[begin Extracted material]
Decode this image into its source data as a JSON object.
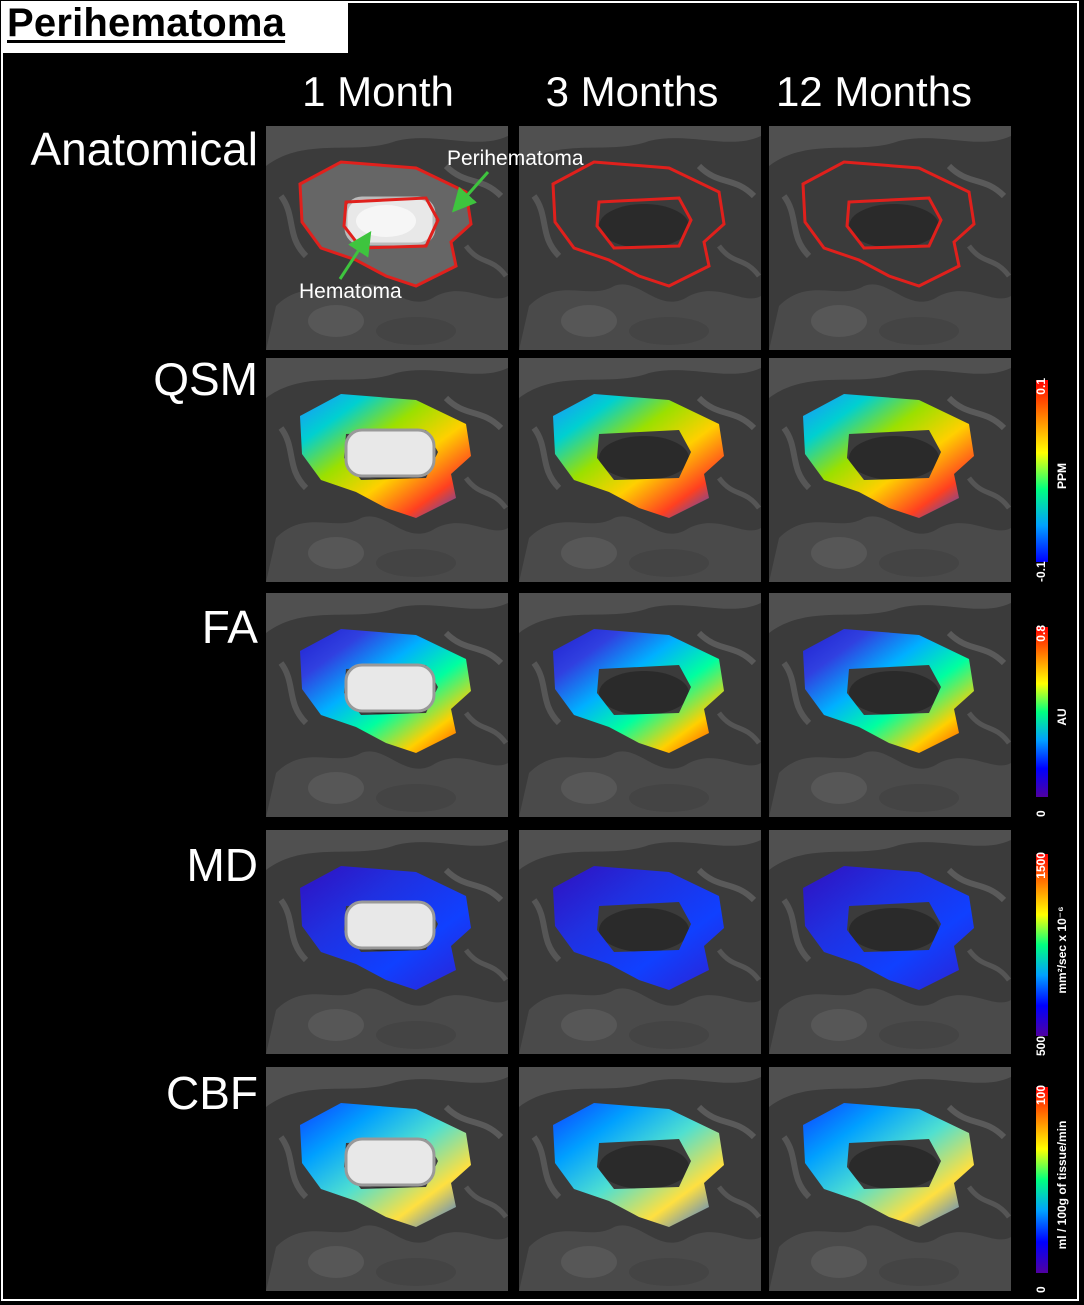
{
  "figure": {
    "title": "Perihematoma",
    "columns": [
      "1 Month",
      "3 Months",
      "12 Months"
    ],
    "rows": [
      "Anatomical",
      "QSM",
      "FA",
      "MD",
      "CBF"
    ],
    "annotations": {
      "perihematoma": "Perihematoma",
      "hematoma": "Hematoma"
    },
    "colorbars": [
      {
        "row": "QSM",
        "max": "0.1",
        "min": "-0.1",
        "unit": "PPM"
      },
      {
        "row": "FA",
        "max": "0.8",
        "min": "0",
        "unit": "AU"
      },
      {
        "row": "MD",
        "max": "1500",
        "min": "500",
        "unit": "mm²/sec x 10⁻⁶"
      },
      {
        "row": "CBF",
        "max": "100",
        "min": "0",
        "unit": "ml / 100g of tissue/min"
      }
    ],
    "colors": {
      "roi_outline": "#e0201c",
      "arrow": "#3ec43e",
      "background": "#000000",
      "text": "#ffffff"
    }
  }
}
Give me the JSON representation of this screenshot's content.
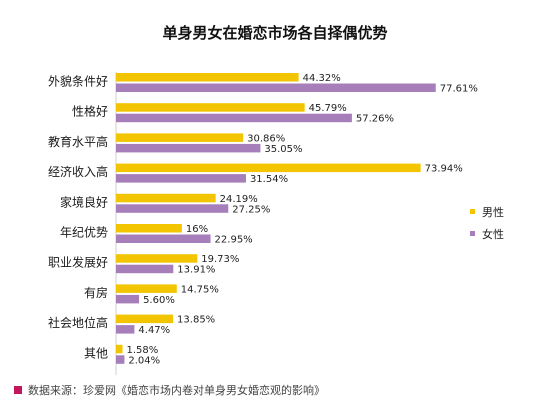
{
  "chart_data": {
    "type": "bar",
    "orientation": "horizontal",
    "title": "单身男女在婚恋市场各自择偶优势",
    "categories": [
      "外貌条件好",
      "性格好",
      "教育水平高",
      "经济收入高",
      "家境良好",
      "年纪优势",
      "职业发展好",
      "有房",
      "社会地位高",
      "其他"
    ],
    "series": [
      {
        "name": "男性",
        "color": "#F2C500",
        "values": [
          44.32,
          45.79,
          30.86,
          73.94,
          24.19,
          16,
          19.73,
          14.75,
          13.85,
          1.58
        ],
        "labels": [
          "44.32%",
          "45.79%",
          "30.86%",
          "73.94%",
          "24.19%",
          "16%",
          "19.73%",
          "14.75%",
          "13.85%",
          "1.58%"
        ]
      },
      {
        "name": "女性",
        "color": "#A67FBA",
        "values": [
          77.61,
          57.26,
          35.05,
          31.54,
          27.25,
          22.95,
          13.91,
          5.6,
          4.47,
          2.04
        ],
        "labels": [
          "77.61%",
          "57.26%",
          "35.05%",
          "31.54%",
          "27.25%",
          "22.95%",
          "13.91%",
          "5.60%",
          "4.47%",
          "2.04%"
        ]
      }
    ],
    "xlim": [
      0,
      100
    ],
    "grid": false,
    "legend_position": "right"
  },
  "source": {
    "text": "数据来源：珍爱网《婚恋市场内卷对单身男女婚恋观的影响》",
    "marker_color": "#C2185B"
  }
}
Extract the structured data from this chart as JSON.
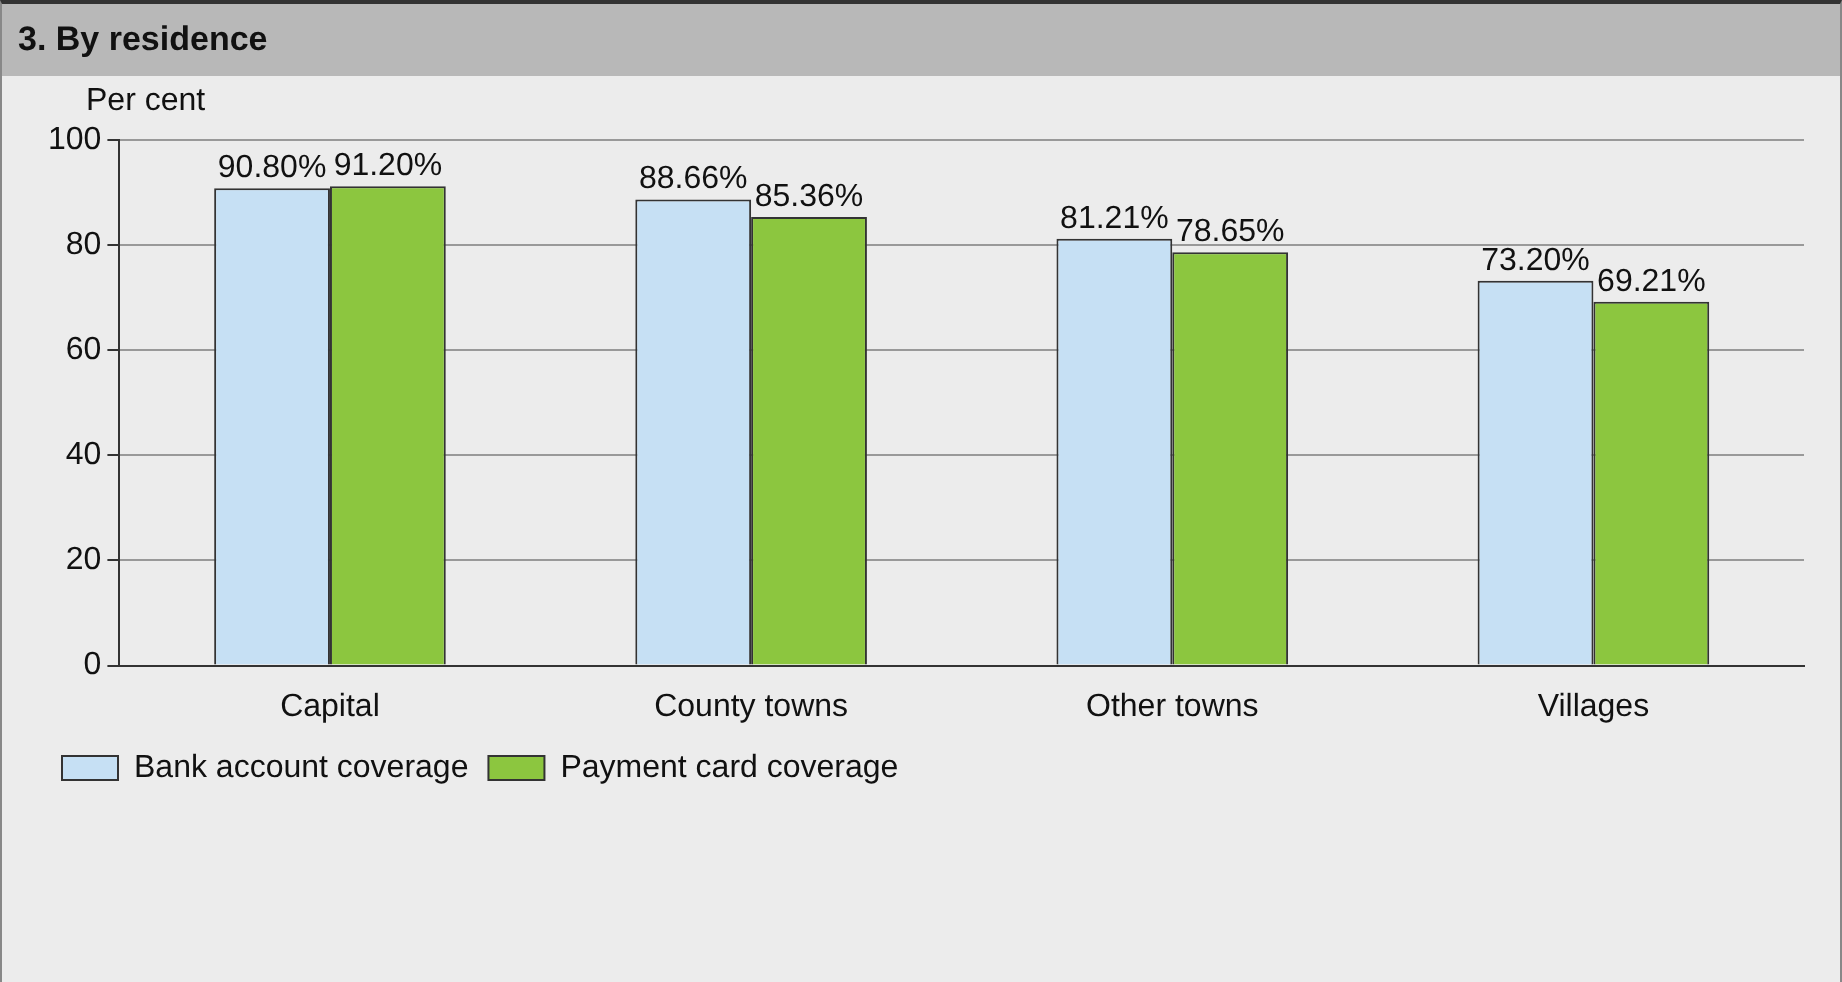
{
  "chart_data": {
    "type": "bar",
    "title": "3. By residence",
    "ylabel": "Per cent",
    "categories": [
      "Capital",
      "County towns",
      "Other towns",
      "Villages"
    ],
    "series": [
      {
        "name": "Bank account coverage",
        "color": "#c6e0f4",
        "values": [
          90.8,
          88.66,
          81.21,
          73.2
        ],
        "value_labels": [
          "90.80%",
          "88.66%",
          "81.21%",
          "73.20%"
        ]
      },
      {
        "name": "Payment card coverage",
        "color": "#8cc63f",
        "values": [
          91.2,
          85.36,
          78.65,
          69.21
        ],
        "value_labels": [
          "91.20%",
          "85.36%",
          "78.65%",
          "69.21%"
        ]
      }
    ],
    "ylim": [
      0,
      100
    ],
    "yticks": [
      0,
      20,
      40,
      60,
      80,
      100
    ],
    "grid": "y",
    "legend": "bottom left"
  }
}
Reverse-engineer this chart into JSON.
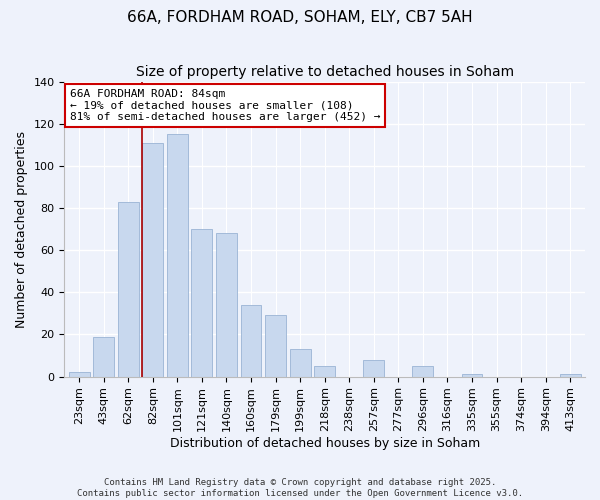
{
  "title": "66A, FORDHAM ROAD, SOHAM, ELY, CB7 5AH",
  "subtitle": "Size of property relative to detached houses in Soham",
  "xlabel": "Distribution of detached houses by size in Soham",
  "ylabel": "Number of detached properties",
  "categories": [
    "23sqm",
    "43sqm",
    "62sqm",
    "82sqm",
    "101sqm",
    "121sqm",
    "140sqm",
    "160sqm",
    "179sqm",
    "199sqm",
    "218sqm",
    "238sqm",
    "257sqm",
    "277sqm",
    "296sqm",
    "316sqm",
    "335sqm",
    "355sqm",
    "374sqm",
    "394sqm",
    "413sqm"
  ],
  "values": [
    2,
    19,
    83,
    111,
    115,
    70,
    68,
    34,
    29,
    13,
    5,
    0,
    8,
    0,
    5,
    0,
    1,
    0,
    0,
    0,
    1
  ],
  "bar_color": "#c8d8ee",
  "bar_edge_color": "#9ab4d4",
  "highlight_bar_color": "#c8d8ee",
  "highlight_index": 3,
  "highlight_line_color": "#aa0000",
  "annotation_title": "66A FORDHAM ROAD: 84sqm",
  "annotation_line1": "← 19% of detached houses are smaller (108)",
  "annotation_line2": "81% of semi-detached houses are larger (452) →",
  "annotation_box_facecolor": "#ffffff",
  "annotation_box_edgecolor": "#cc0000",
  "ylim": [
    0,
    140
  ],
  "yticks": [
    0,
    20,
    40,
    60,
    80,
    100,
    120,
    140
  ],
  "footer_line1": "Contains HM Land Registry data © Crown copyright and database right 2025.",
  "footer_line2": "Contains public sector information licensed under the Open Government Licence v3.0.",
  "background_color": "#eef2fb",
  "grid_color": "#ffffff",
  "title_fontsize": 11,
  "subtitle_fontsize": 10,
  "tick_fontsize": 8,
  "axis_label_fontsize": 9,
  "annotation_fontsize": 8,
  "footer_fontsize": 6.5
}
[end Extracted material]
Give an exact copy of the material, leaving out every picture.

Decode this image into its source data as a JSON object.
{
  "figure": {
    "title": "Perihematoma",
    "columns": [
      "1 Month",
      "3 Months",
      "12 Months"
    ],
    "rows": [
      "Anatomical",
      "QSM",
      "FA",
      "MD",
      "CBF"
    ],
    "annotations": {
      "perihematoma": "Perihematoma",
      "hematoma": "Hematoma"
    },
    "colorbars": [
      {
        "row": "QSM",
        "max": "0.1",
        "min": "-0.1",
        "unit": "PPM"
      },
      {
        "row": "FA",
        "max": "0.8",
        "min": "0",
        "unit": "AU"
      },
      {
        "row": "MD",
        "max": "1500",
        "min": "500",
        "unit": "mm²/sec x 10⁻⁶"
      },
      {
        "row": "CBF",
        "max": "100",
        "min": "0",
        "unit": "ml / 100g of tissue/min"
      }
    ],
    "colors": {
      "roi_outline": "#e0201c",
      "arrow": "#3ec43e",
      "background": "#000000",
      "text": "#ffffff"
    }
  }
}
Give me the JSON representation of this screenshot's content.
{
  "chart_data": {
    "type": "bar",
    "orientation": "horizontal",
    "title": "单身男女在婚恋市场各自择偶优势",
    "categories": [
      "外貌条件好",
      "性格好",
      "教育水平高",
      "经济收入高",
      "家境良好",
      "年纪优势",
      "职业发展好",
      "有房",
      "社会地位高",
      "其他"
    ],
    "series": [
      {
        "name": "男性",
        "color": "#F2C500",
        "values": [
          44.32,
          45.79,
          30.86,
          73.94,
          24.19,
          16,
          19.73,
          14.75,
          13.85,
          1.58
        ],
        "labels": [
          "44.32%",
          "45.79%",
          "30.86%",
          "73.94%",
          "24.19%",
          "16%",
          "19.73%",
          "14.75%",
          "13.85%",
          "1.58%"
        ]
      },
      {
        "name": "女性",
        "color": "#A67FBA",
        "values": [
          77.61,
          57.26,
          35.05,
          31.54,
          27.25,
          22.95,
          13.91,
          5.6,
          4.47,
          2.04
        ],
        "labels": [
          "77.61%",
          "57.26%",
          "35.05%",
          "31.54%",
          "27.25%",
          "22.95%",
          "13.91%",
          "5.60%",
          "4.47%",
          "2.04%"
        ]
      }
    ],
    "xlim": [
      0,
      100
    ],
    "grid": false,
    "legend_position": "right"
  },
  "source": {
    "text": "数据来源：珍爱网《婚恋市场内卷对单身男女婚恋观的影响》",
    "marker_color": "#C2185B"
  }
}
Extract the structured data from this chart as JSON.
{
  "chart_data": {
    "type": "bar",
    "title": "3. By residence",
    "ylabel": "Per cent",
    "categories": [
      "Capital",
      "County towns",
      "Other towns",
      "Villages"
    ],
    "series": [
      {
        "name": "Bank account coverage",
        "color": "#c6e0f4",
        "values": [
          90.8,
          88.66,
          81.21,
          73.2
        ],
        "value_labels": [
          "90.80%",
          "88.66%",
          "81.21%",
          "73.20%"
        ]
      },
      {
        "name": "Payment card coverage",
        "color": "#8cc63f",
        "values": [
          91.2,
          85.36,
          78.65,
          69.21
        ],
        "value_labels": [
          "91.20%",
          "85.36%",
          "78.65%",
          "69.21%"
        ]
      }
    ],
    "ylim": [
      0,
      100
    ],
    "yticks": [
      0,
      20,
      40,
      60,
      80,
      100
    ],
    "grid": "y",
    "legend": "bottom left"
  }
}
Reverse-engineer this chart into JSON.
{
  "title": "66A, FORDHAM ROAD, SOHAM, ELY, CB7 5AH",
  "subtitle": "Size of property relative to detached houses in Soham",
  "xlabel": "Distribution of detached houses by size in Soham",
  "ylabel": "Number of detached properties",
  "categories": [
    "23sqm",
    "43sqm",
    "62sqm",
    "82sqm",
    "101sqm",
    "121sqm",
    "140sqm",
    "160sqm",
    "179sqm",
    "199sqm",
    "218sqm",
    "238sqm",
    "257sqm",
    "277sqm",
    "296sqm",
    "316sqm",
    "335sqm",
    "355sqm",
    "374sqm",
    "394sqm",
    "413sqm"
  ],
  "values": [
    2,
    19,
    83,
    111,
    115,
    70,
    68,
    34,
    29,
    13,
    5,
    0,
    8,
    0,
    5,
    0,
    1,
    0,
    0,
    0,
    1
  ],
  "bar_color": "#c8d8ee",
  "bar_edge_color": "#9ab4d4",
  "highlight_bar_color": "#c8d8ee",
  "highlight_index": 3,
  "highlight_line_color": "#aa0000",
  "annotation_title": "66A FORDHAM ROAD: 84sqm",
  "annotation_line1": "← 19% of detached houses are smaller (108)",
  "annotation_line2": "81% of semi-detached houses are larger (452) →",
  "annotation_box_facecolor": "#ffffff",
  "annotation_box_edgecolor": "#cc0000",
  "ylim": [
    0,
    140
  ],
  "yticks": [
    0,
    20,
    40,
    60,
    80,
    100,
    120,
    140
  ],
  "footer_line1": "Contains HM Land Registry data © Crown copyright and database right 2025.",
  "footer_line2": "Contains public sector information licensed under the Open Government Licence v3.0.",
  "background_color": "#eef2fb",
  "grid_color": "#ffffff",
  "title_fontsize": 11,
  "subtitle_fontsize": 10,
  "tick_fontsize": 8,
  "axis_label_fontsize": 9,
  "annotation_fontsize": 8,
  "footer_fontsize": 6.5
}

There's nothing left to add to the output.